▸ Material to process:
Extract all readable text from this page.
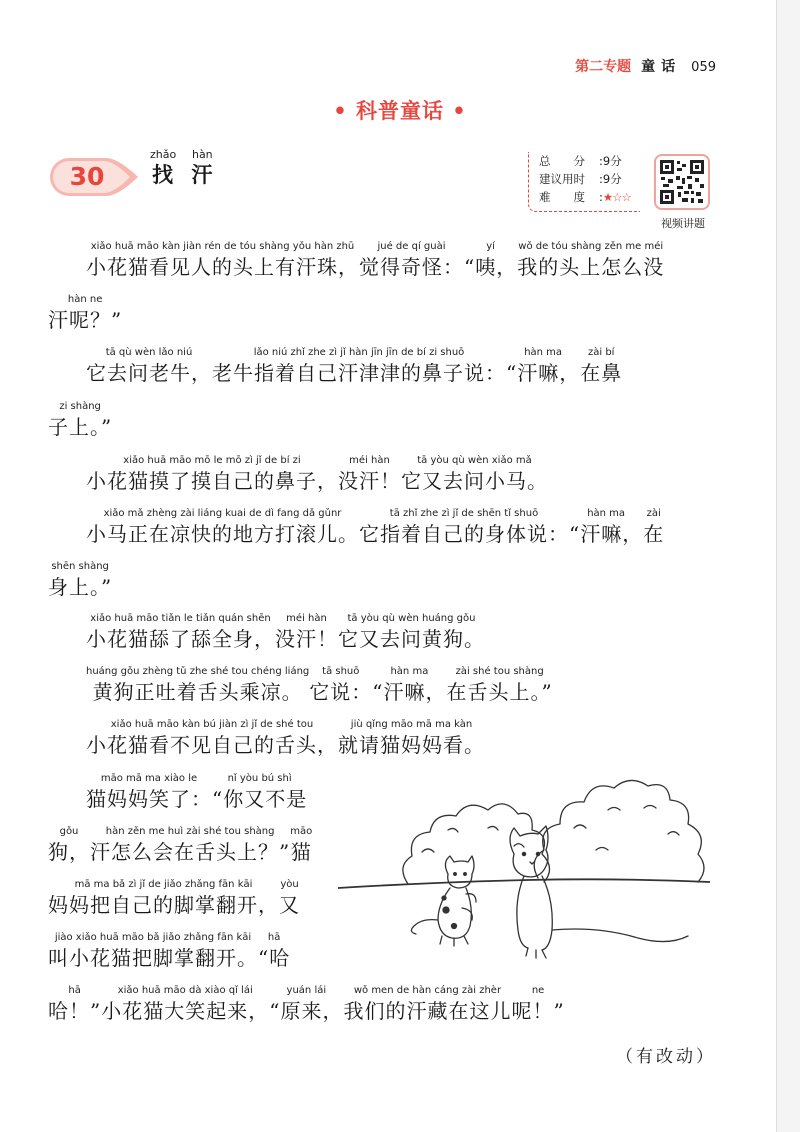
第二专题 童话 059
• 科普童话 •
30
zhǎo
找

hàn
汗
总　　分 :9分
建议用时 :9分
难　　度 :★☆☆
视频讲题
xiǎo huā māo kàn jiàn rén de tóu shàng yǒu hàn zhū
小花猫看见人的头上有汗珠，
jué de qí guài
觉得奇怪：
yí
“咦，
wǒ de tóu shàng zěn me méi
我的头上怎么没
hàn ne
汗呢？”
tā qù wèn lǎo niú
它去问老牛，
lǎo niú zhǐ zhe zì jǐ hàn jīn jīn de bí zi shuō
老牛指着自己汗津津的鼻子说：
hàn ma
“汗嘛，
zài bí
在鼻
zi shàng
子上。”
xiǎo huā māo mō le mō zì jǐ de bí zi
小花猫摸了摸自己的鼻子，
méi hàn
没汗！
tā yòu qù wèn xiǎo mǎ
它又去问小马。
xiǎo mǎ zhèng zài liáng kuai de dì fang dǎ gǔnr
小马正在凉快的地方打滚儿。
tā zhǐ zhe zì jǐ de shēn tǐ shuō
它指着自己的身体说：
hàn ma
“汗嘛，
zài
在
shēn shàng
身上。”
xiǎo huā māo tiǎn le tiǎn quán shēn
小花猫舔了舔全身，
méi hàn
没汗！
tā yòu qù wèn huáng gǒu
它又去问黄狗。
huáng gǒu zhèng tǔ zhe shé tou chéng liáng
黄狗正吐着舌头乘凉。
tā shuō
它说：
hàn ma
“汗嘛，
zài shé tou shàng
在舌头上。”
xiǎo huā māo kàn bú jiàn zì jǐ de shé tou
小花猫看不见自己的舌头，
jiù qǐng māo mā ma kàn
就请猫妈妈看。
māo mā ma xiào le
猫妈妈笑了：
nǐ yòu bú shì
“你又不是
gǒu
狗，
hàn zěn me huì zài shé tou shàng
汗怎么会在舌头上？”
māo
猫
mā ma bǎ zì jǐ de jiǎo zhǎng fān kāi
妈妈把自己的脚掌翻开，
yòu
又
jiào xiǎo huā māo bǎ jiǎo zhǎng fān kāi
叫小花猫把脚掌翻开。
hā
“哈
hā
哈！”
xiǎo huā māo dà xiào qǐ lái
小花猫大笑起来，
yuán lái
“原来，
wǒ men de hàn cáng zài zhèr
我们的汗藏在这儿
ne
呢！”
（有改动）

▸ Instruction:
Reproduce the whole listing exactly, but not the images in it.

▸ Exercise answer:
Extract all readable text from this page.
第二专题 童话 059
• 科普童话 •
30
zhǎo
找

hàn
汗
总　　分 :9分
建议用时 :9分
难　　度 :★☆☆
视频讲题
xiǎo huā māo kàn jiàn rén de tóu shàng yǒu hàn zhū
小花猫看见人的头上有汗珠，
jué de qí guài
觉得奇怪：
yí
“咦，
wǒ de tóu shàng zěn me méi
我的头上怎么没
hàn ne
汗呢？”
tā qù wèn lǎo niú
它去问老牛，
lǎo niú zhǐ zhe zì jǐ hàn jīn jīn de bí zi shuō
老牛指着自己汗津津的鼻子说：
hàn ma
“汗嘛，
zài bí
在鼻
zi shàng
子上。”
xiǎo huā māo mō le mō zì jǐ de bí zi
小花猫摸了摸自己的鼻子，
méi hàn
没汗！
tā yòu qù wèn xiǎo mǎ
它又去问小马。
xiǎo mǎ zhèng zài liáng kuai de dì fang dǎ gǔnr
小马正在凉快的地方打滚儿。
tā zhǐ zhe zì jǐ de shēn tǐ shuō
它指着自己的身体说：
hàn ma
“汗嘛，
zài
在
shēn shàng
身上。”
xiǎo huā māo tiǎn le tiǎn quán shēn
小花猫舔了舔全身，
méi hàn
没汗！
tā yòu qù wèn huáng gǒu
它又去问黄狗。
huáng gǒu zhèng tǔ zhe shé tou chéng liáng
黄狗正吐着舌头乘凉。
tā shuō
它说：
hàn ma
“汗嘛，
zài shé tou shàng
在舌头上。”
xiǎo huā māo kàn bú jiàn zì jǐ de shé tou
小花猫看不见自己的舌头，
jiù qǐng māo mā ma kàn
就请猫妈妈看。
māo mā ma xiào le
猫妈妈笑了：
nǐ yòu bú shì
“你又不是
gǒu
狗，
hàn zěn me huì zài shé tou shàng
汗怎么会在舌头上？”
māo
猫
mā ma bǎ zì jǐ de jiǎo zhǎng fān kāi
妈妈把自己的脚掌翻开，
yòu
又
jiào xiǎo huā māo bǎ jiǎo zhǎng fān kāi
叫小花猫把脚掌翻开。
hā
“哈
hā
哈！”
xiǎo huā māo dà xiào qǐ lái
小花猫大笑起来，
yuán lái
“原来，
wǒ men de hàn cáng zài zhèr
我们的汗藏在这儿
ne
呢！”
（有改动）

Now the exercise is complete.